(Raw records)

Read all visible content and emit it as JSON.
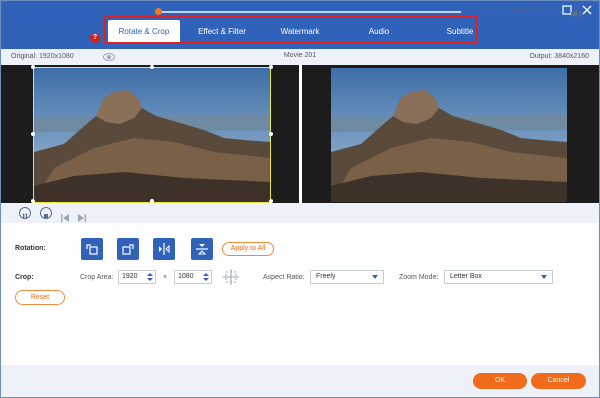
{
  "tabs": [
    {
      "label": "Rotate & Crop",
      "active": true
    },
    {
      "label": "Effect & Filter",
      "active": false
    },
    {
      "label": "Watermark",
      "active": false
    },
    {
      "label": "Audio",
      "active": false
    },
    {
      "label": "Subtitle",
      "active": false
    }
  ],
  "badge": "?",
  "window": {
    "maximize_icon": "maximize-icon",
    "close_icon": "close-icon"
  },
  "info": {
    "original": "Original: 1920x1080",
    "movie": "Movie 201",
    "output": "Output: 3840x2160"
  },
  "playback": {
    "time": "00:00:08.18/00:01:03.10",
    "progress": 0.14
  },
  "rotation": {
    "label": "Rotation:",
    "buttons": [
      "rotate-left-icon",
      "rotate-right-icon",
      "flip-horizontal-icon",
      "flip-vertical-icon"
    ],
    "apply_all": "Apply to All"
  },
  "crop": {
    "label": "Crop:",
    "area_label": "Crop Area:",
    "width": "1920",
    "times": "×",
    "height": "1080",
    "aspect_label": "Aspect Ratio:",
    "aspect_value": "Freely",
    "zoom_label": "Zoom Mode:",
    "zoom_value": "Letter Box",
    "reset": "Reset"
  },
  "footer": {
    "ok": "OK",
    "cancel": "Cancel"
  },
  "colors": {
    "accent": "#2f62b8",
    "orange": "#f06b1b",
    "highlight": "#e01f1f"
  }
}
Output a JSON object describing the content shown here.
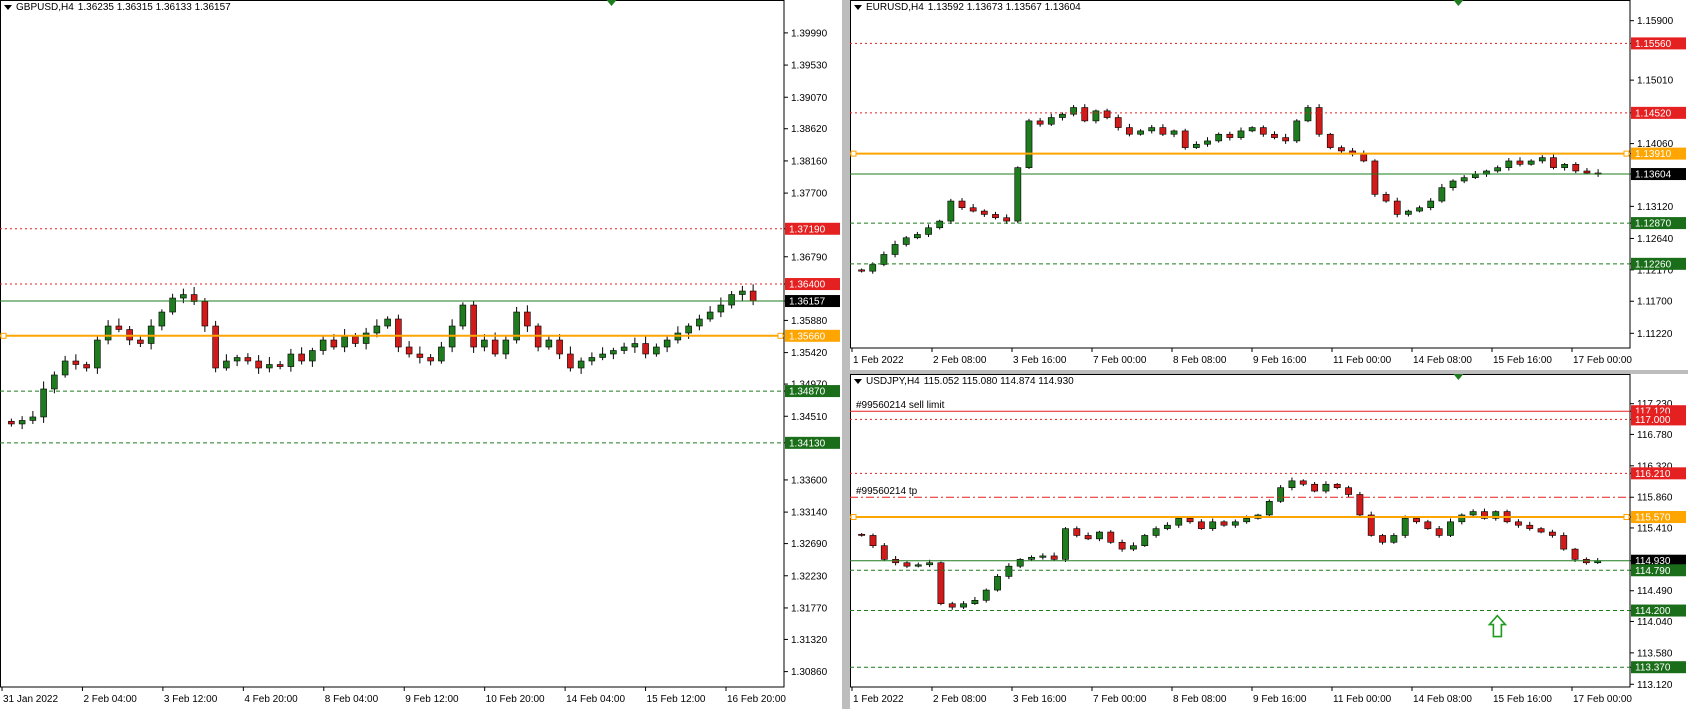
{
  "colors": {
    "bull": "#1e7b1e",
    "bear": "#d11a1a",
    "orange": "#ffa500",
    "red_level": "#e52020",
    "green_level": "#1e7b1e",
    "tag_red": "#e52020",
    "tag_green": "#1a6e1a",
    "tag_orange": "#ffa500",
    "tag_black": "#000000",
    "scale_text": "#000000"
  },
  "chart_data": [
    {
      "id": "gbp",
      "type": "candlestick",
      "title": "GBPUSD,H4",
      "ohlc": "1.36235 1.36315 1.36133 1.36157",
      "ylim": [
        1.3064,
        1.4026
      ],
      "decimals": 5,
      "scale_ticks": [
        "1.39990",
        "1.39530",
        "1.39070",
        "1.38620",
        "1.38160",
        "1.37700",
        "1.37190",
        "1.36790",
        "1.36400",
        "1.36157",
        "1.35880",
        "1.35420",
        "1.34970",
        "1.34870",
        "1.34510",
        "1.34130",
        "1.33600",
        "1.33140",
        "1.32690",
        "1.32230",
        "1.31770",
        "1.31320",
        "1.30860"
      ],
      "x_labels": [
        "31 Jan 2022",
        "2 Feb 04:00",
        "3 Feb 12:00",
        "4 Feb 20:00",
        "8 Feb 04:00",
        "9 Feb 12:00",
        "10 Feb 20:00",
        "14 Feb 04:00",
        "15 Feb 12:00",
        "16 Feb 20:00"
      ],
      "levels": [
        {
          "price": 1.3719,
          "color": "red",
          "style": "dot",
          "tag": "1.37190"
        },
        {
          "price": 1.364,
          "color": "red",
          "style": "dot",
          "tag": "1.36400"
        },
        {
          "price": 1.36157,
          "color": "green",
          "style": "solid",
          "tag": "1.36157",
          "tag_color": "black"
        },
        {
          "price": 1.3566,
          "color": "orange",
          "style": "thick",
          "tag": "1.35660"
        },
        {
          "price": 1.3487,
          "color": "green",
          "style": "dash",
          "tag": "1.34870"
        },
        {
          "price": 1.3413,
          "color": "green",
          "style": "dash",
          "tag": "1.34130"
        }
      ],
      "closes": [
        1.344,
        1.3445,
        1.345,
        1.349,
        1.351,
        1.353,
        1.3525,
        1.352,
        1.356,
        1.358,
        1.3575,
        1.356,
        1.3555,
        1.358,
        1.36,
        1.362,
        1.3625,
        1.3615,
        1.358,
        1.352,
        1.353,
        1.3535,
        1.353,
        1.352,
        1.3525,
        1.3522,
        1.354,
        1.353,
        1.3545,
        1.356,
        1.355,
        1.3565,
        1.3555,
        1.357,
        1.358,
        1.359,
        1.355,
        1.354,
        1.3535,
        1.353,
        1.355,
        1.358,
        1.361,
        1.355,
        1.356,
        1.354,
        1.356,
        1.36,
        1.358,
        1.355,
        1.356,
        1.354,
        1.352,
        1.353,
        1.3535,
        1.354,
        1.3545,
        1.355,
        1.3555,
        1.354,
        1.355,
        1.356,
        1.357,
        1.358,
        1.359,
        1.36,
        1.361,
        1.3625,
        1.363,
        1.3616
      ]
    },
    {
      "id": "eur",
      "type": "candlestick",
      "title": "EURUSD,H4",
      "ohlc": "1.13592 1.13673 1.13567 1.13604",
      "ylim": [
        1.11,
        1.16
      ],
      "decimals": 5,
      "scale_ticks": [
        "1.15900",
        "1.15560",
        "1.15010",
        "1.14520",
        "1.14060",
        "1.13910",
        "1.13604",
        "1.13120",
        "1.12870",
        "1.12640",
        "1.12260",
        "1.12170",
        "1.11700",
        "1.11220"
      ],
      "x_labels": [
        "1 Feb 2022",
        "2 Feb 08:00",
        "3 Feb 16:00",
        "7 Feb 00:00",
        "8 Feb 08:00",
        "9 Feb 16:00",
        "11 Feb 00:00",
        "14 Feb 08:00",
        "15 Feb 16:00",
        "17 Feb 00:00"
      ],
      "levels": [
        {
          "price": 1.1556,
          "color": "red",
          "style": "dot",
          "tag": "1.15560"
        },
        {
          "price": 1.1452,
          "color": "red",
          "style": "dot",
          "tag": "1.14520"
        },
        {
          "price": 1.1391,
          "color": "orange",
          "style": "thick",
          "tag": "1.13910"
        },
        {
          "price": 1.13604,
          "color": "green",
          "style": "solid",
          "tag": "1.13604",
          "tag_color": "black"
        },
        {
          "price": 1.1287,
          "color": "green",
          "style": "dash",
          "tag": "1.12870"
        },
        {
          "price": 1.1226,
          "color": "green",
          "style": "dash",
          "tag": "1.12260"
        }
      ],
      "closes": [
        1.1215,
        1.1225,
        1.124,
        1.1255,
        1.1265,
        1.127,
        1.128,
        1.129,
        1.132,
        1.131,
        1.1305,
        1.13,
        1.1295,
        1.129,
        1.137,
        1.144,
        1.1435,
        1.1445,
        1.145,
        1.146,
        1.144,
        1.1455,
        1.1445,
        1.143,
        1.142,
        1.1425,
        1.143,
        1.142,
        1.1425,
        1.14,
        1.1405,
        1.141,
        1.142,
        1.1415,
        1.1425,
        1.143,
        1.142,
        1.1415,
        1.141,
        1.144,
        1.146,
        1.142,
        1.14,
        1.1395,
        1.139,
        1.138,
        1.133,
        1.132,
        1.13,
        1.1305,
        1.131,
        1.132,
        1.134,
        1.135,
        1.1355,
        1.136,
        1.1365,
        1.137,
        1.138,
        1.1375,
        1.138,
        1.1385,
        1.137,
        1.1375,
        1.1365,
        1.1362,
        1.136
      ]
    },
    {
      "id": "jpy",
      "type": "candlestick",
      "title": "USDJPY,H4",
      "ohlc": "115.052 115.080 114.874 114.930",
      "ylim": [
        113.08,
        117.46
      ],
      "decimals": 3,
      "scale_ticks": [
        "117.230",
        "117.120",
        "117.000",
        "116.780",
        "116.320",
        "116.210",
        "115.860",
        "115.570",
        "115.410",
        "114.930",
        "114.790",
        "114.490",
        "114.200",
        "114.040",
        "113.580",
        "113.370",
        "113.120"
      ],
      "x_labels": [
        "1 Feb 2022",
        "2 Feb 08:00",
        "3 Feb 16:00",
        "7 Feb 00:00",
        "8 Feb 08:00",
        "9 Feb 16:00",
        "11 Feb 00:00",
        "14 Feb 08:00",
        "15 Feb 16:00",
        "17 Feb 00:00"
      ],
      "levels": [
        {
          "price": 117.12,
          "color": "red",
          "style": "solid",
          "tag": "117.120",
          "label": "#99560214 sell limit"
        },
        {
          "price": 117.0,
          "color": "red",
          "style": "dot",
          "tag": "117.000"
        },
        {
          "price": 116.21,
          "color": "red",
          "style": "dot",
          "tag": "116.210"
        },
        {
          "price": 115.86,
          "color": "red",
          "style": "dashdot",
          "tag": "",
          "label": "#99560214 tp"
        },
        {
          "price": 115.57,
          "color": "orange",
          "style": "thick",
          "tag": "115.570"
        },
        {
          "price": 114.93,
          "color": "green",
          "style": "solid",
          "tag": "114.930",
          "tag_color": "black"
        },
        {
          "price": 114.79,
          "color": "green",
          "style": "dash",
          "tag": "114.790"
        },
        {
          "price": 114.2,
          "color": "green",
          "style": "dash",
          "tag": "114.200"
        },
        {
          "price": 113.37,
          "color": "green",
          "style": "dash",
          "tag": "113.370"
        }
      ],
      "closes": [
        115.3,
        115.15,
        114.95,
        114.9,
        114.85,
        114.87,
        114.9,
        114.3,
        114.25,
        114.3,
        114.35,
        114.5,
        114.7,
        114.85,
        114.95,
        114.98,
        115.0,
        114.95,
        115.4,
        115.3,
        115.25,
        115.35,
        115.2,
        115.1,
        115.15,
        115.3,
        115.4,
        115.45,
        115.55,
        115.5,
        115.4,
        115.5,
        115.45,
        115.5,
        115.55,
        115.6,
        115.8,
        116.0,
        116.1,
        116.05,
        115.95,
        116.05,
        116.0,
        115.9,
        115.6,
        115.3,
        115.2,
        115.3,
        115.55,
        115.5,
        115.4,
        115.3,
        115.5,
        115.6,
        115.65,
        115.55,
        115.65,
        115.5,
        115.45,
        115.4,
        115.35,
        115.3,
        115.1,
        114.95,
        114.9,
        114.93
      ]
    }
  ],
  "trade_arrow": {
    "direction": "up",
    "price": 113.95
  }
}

Task description. Pick out the lines that include the word "flip" and write them out.

Task response.
      "flip-horizontal-icon",
      "flip-vertical-icon"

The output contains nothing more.